>> start RECORDS SHOWN

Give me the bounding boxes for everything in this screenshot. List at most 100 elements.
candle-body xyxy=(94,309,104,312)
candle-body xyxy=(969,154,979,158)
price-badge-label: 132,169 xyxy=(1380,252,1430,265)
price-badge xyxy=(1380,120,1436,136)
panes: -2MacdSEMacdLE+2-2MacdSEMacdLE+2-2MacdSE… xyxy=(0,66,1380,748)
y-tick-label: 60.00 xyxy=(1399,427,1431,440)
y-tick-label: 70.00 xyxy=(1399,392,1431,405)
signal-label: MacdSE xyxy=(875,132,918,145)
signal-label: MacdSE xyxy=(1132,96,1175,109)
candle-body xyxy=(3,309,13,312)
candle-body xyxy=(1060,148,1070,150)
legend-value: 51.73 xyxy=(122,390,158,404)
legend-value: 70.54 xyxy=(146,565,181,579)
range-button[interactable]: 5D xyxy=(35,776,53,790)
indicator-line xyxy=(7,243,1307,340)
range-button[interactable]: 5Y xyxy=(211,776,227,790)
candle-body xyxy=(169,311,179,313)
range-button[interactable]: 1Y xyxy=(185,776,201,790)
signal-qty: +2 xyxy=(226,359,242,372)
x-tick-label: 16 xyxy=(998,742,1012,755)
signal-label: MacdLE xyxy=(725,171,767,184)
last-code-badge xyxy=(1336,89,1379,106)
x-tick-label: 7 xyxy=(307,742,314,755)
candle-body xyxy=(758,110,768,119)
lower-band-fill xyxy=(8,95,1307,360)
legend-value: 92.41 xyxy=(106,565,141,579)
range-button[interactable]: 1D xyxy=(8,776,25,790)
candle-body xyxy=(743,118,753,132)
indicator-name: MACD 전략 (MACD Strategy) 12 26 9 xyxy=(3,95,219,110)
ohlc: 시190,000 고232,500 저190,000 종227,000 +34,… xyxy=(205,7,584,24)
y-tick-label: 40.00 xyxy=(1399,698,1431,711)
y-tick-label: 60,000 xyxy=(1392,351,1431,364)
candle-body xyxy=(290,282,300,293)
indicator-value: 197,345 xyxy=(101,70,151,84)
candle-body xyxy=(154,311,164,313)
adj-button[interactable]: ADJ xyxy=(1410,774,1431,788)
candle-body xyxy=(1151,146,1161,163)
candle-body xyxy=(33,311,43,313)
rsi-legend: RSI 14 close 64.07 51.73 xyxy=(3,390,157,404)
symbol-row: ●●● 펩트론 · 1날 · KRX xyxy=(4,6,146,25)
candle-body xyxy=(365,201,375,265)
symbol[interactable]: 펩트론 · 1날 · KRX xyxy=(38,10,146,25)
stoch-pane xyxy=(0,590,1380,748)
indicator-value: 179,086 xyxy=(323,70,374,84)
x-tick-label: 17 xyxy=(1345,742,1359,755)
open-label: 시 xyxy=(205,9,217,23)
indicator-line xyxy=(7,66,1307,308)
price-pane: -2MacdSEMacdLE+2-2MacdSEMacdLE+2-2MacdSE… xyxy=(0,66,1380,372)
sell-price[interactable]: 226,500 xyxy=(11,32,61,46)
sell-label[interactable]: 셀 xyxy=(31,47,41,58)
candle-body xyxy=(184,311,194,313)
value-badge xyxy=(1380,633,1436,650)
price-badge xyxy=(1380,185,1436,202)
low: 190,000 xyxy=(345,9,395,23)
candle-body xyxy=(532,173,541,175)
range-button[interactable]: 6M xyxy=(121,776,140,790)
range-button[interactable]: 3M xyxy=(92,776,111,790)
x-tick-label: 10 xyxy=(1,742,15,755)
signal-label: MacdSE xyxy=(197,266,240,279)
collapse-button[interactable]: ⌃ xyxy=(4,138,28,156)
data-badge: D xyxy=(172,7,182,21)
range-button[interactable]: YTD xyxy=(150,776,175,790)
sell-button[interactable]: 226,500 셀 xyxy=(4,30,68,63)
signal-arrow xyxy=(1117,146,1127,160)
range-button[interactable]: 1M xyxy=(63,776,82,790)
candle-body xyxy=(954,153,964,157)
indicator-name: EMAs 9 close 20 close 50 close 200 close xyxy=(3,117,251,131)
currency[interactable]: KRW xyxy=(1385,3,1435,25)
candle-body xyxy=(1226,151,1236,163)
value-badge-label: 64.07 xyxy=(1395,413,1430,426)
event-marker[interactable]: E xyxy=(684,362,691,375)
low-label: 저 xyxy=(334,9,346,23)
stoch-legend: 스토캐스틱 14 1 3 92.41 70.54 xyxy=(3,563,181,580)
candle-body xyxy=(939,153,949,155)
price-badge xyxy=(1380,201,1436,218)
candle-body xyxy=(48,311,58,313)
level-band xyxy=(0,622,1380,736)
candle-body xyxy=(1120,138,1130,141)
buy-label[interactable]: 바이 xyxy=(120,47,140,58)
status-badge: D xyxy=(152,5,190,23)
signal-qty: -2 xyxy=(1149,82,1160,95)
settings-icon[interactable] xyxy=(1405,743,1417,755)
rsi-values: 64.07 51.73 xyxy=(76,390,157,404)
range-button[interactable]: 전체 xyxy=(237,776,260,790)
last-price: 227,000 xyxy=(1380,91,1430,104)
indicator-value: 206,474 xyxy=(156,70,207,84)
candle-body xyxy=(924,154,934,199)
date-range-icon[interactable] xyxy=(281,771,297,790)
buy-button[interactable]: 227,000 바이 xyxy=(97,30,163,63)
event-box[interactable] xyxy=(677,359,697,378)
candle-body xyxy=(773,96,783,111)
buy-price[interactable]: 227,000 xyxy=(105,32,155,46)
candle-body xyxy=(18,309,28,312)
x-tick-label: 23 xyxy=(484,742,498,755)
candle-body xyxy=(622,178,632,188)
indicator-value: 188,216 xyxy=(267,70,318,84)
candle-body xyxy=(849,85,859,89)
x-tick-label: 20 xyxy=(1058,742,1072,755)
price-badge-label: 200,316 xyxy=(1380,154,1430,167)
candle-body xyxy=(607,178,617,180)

>> end RECORDS SHOWN

Retype every line of the items above with no changes at all.

_TASK RESPONSE_.
Give me the bounding boxes for everything in this screenshot. List at most 100 elements.
candle-body xyxy=(94,309,104,312)
candle-body xyxy=(969,154,979,158)
price-badge-label: 132,169 xyxy=(1380,252,1430,265)
price-badge xyxy=(1380,120,1436,136)
panes: -2MacdSEMacdLE+2-2MacdSEMacdLE+2-2MacdSE… xyxy=(0,66,1380,748)
y-tick-label: 60.00 xyxy=(1399,427,1431,440)
y-tick-label: 70.00 xyxy=(1399,392,1431,405)
signal-label: MacdSE xyxy=(875,132,918,145)
signal-label: MacdSE xyxy=(1132,96,1175,109)
candle-body xyxy=(3,309,13,312)
candle-body xyxy=(1060,148,1070,150)
legend-value: 51.73 xyxy=(122,390,158,404)
legend-value: 70.54 xyxy=(146,565,181,579)
range-button[interactable]: 5D xyxy=(35,776,53,790)
indicator-line xyxy=(7,243,1307,340)
range-button[interactable]: 5Y xyxy=(211,776,227,790)
candle-body xyxy=(169,311,179,313)
range-button[interactable]: 1Y xyxy=(185,776,201,790)
signal-qty: +2 xyxy=(226,359,242,372)
x-tick-label: 16 xyxy=(998,742,1012,755)
signal-label: MacdLE xyxy=(725,171,767,184)
last-code-badge xyxy=(1336,89,1379,106)
x-tick-label: 7 xyxy=(307,742,314,755)
candle-body xyxy=(758,110,768,119)
lower-band-fill xyxy=(8,95,1307,360)
legend-value: 92.41 xyxy=(106,565,141,579)
range-button[interactable]: 1D xyxy=(8,776,25,790)
candle-body xyxy=(743,118,753,132)
indicator-name: MACD 전략 (MACD Strategy) 12 26 9 xyxy=(3,95,219,110)
ohlc: 시190,000 고232,500 저190,000 종227,000 +34,… xyxy=(205,7,584,24)
y-tick-label: 40.00 xyxy=(1399,698,1431,711)
y-tick-label: 60,000 xyxy=(1392,351,1431,364)
candle-body xyxy=(290,282,300,293)
indicator-value: 197,345 xyxy=(101,70,151,84)
candle-body xyxy=(154,311,164,313)
adj-button[interactable]: ADJ xyxy=(1410,774,1431,788)
candle-body xyxy=(1151,146,1161,163)
candle-body xyxy=(33,311,43,313)
rsi-legend: RSI 14 close 64.07 51.73 xyxy=(3,390,157,404)
symbol-row: ●●● 펩트론 · 1날 · KRX xyxy=(4,6,146,25)
candle-body xyxy=(365,201,375,265)
symbol[interactable]: 펩트론 · 1날 · KRX xyxy=(38,10,146,25)
stoch-pane xyxy=(0,590,1380,748)
indicator-value: 179,086 xyxy=(323,70,374,84)
x-tick-label: 17 xyxy=(1345,742,1359,755)
open-label: 시 xyxy=(205,9,217,23)
indicator-line xyxy=(7,66,1307,308)
price-pane: -2MacdSEMacdLE+2-2MacdSEMacdLE+2-2MacdSE… xyxy=(0,66,1380,372)
sell-price[interactable]: 226,500 xyxy=(11,32,61,46)
sell-label[interactable]: 셀 xyxy=(31,47,41,58)
candle-body xyxy=(184,311,194,313)
value-badge xyxy=(1380,633,1436,650)
price-badge xyxy=(1380,185,1436,202)
low: 190,000 xyxy=(345,9,395,23)
candle-body xyxy=(532,173,541,175)
range-button[interactable]: 6M xyxy=(121,776,140,790)
range-button[interactable]: 3M xyxy=(92,776,111,790)
x-tick-label: 10 xyxy=(1,742,15,755)
signal-label: MacdSE xyxy=(197,266,240,279)
collapse-button[interactable]: ⌃ xyxy=(4,138,28,156)
data-badge: D xyxy=(172,7,182,21)
range-button[interactable]: YTD xyxy=(150,776,175,790)
sell-button[interactable]: 226,500 셀 xyxy=(4,30,68,63)
signal-arrow xyxy=(1117,146,1127,160)
range-button[interactable]: 1M xyxy=(63,776,82,790)
candle-body xyxy=(954,153,964,157)
indicator-name: EMAs 9 close 20 close 50 close 200 close xyxy=(3,117,251,131)
currency[interactable]: KRW xyxy=(1385,3,1435,25)
candle-body xyxy=(1226,151,1236,163)
value-badge-label: 64.07 xyxy=(1395,413,1430,426)
event-marker[interactable]: E xyxy=(684,362,691,375)
low-label: 저 xyxy=(334,9,346,23)
stoch-legend: 스토캐스틱 14 1 3 92.41 70.54 xyxy=(3,563,181,580)
candle-body xyxy=(939,153,949,155)
price-badge xyxy=(1380,201,1436,218)
candle-body xyxy=(48,311,58,313)
level-band xyxy=(0,622,1380,736)
candle-body xyxy=(1120,138,1130,141)
buy-label[interactable]: 바이 xyxy=(120,47,140,58)
status-badge: D xyxy=(152,5,190,23)
signal-qty: -2 xyxy=(1149,82,1160,95)
settings-icon[interactable] xyxy=(1405,743,1417,755)
rsi-values: 64.07 51.73 xyxy=(76,390,157,404)
range-button[interactable]: 전체 xyxy=(237,776,260,790)
last-price: 227,000 xyxy=(1380,91,1430,104)
indicator-value: 206,474 xyxy=(156,70,207,84)
candle-body xyxy=(924,154,934,199)
date-range-icon[interactable] xyxy=(281,771,297,790)
buy-button[interactable]: 227,000 바이 xyxy=(97,30,163,63)
event-box[interactable] xyxy=(677,359,697,378)
candle-body xyxy=(773,96,783,111)
buy-price[interactable]: 227,000 xyxy=(105,32,155,46)
candle-body xyxy=(18,309,28,312)
x-tick-label: 23 xyxy=(484,742,498,755)
candle-body xyxy=(622,178,632,188)
indicator-value: 188,216 xyxy=(267,70,318,84)
candle-body xyxy=(849,85,859,89)
x-tick-label: 20 xyxy=(1058,742,1072,755)
price-badge-label: 200,316 xyxy=(1380,154,1430,167)
candle-body xyxy=(607,178,617,180)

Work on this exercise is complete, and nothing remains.